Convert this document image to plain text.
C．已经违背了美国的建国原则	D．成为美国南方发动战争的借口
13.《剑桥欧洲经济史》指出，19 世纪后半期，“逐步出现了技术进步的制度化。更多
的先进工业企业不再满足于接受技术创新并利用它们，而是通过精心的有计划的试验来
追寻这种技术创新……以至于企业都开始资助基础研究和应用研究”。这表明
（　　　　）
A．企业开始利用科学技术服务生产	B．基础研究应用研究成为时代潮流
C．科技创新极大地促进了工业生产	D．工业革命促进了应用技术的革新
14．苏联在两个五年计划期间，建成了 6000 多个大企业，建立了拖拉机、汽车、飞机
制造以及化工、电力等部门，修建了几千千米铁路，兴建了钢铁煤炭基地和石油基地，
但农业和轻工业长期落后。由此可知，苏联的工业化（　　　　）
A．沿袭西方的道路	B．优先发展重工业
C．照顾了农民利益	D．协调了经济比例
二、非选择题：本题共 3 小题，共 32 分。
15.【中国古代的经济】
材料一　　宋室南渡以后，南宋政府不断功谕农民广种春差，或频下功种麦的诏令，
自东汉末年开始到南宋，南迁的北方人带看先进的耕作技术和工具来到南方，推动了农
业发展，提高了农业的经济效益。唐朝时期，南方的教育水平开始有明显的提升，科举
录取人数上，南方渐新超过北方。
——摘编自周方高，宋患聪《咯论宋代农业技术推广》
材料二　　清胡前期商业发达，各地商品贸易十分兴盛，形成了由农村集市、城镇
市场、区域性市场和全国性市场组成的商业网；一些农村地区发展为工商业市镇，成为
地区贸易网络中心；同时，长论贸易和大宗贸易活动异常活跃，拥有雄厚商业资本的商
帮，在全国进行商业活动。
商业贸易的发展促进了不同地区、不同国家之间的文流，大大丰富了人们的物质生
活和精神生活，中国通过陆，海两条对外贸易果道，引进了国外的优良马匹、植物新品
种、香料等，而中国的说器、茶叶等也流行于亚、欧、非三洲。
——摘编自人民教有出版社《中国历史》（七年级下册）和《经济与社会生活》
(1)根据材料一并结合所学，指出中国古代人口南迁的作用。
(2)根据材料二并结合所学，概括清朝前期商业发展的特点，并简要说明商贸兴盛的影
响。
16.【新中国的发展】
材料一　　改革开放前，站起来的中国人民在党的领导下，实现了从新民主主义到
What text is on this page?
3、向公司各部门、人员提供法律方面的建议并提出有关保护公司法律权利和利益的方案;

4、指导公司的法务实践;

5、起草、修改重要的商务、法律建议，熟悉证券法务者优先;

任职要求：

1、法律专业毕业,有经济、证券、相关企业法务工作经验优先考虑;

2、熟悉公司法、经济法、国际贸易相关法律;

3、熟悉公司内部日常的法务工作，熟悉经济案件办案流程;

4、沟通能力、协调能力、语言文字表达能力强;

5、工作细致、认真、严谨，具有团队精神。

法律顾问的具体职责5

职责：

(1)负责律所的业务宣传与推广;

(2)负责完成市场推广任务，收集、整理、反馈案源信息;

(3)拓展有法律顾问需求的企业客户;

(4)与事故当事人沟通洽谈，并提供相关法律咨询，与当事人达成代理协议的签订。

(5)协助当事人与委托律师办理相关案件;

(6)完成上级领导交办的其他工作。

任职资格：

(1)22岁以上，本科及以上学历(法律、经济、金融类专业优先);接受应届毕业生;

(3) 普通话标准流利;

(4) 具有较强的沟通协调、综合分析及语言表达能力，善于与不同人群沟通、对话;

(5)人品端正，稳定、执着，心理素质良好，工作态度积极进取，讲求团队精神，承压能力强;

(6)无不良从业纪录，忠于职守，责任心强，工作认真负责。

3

* **Requirement**
Take the line holding "What text is on this page?" and all lines after it through the end of the data, and set them down exactly.

* **Task result**
What text is on this page?
3、向公司各部门、人员提供法律方面的建议并提出有关保护公司法律权利和利益的方案;

4、指导公司的法务实践;

5、起草、修改重要的商务、法律建议，熟悉证券法务者优先;

任职要求：

1、法律专业毕业,有经济、证券、相关企业法务工作经验优先考虑;

2、熟悉公司法、经济法、国际贸易相关法律;

3、熟悉公司内部日常的法务工作，熟悉经济案件办案流程;

4、沟通能力、协调能力、语言文字表达能力强;

5、工作细致、认真、严谨，具有团队精神。

法律顾问的具体职责5

职责：

(1)负责律所的业务宣传与推广;

(2)负责完成市场推广任务，收集、整理、反馈案源信息;

(3)拓展有法律顾问需求的企业客户;

(4)与事故当事人沟通洽谈，并提供相关法律咨询，与当事人达成代理协议的签订。

(5)协助当事人与委托律师办理相关案件;

(6)完成上级领导交办的其他工作。

任职资格：

(1)22岁以上，本科及以上学历(法律、经济、金融类专业优先);接受应届毕业生;

(3) 普通话标准流利;

(4) 具有较强的沟通协调、综合分析及语言表达能力，善于与不同人群沟通、对话;

(5)人品端正，稳定、执着，心理素质良好，工作态度积极进取，讲求团队精神，承压能力强;

(6)无不良从业纪录，忠于职守，责任心强，工作认真负责。

3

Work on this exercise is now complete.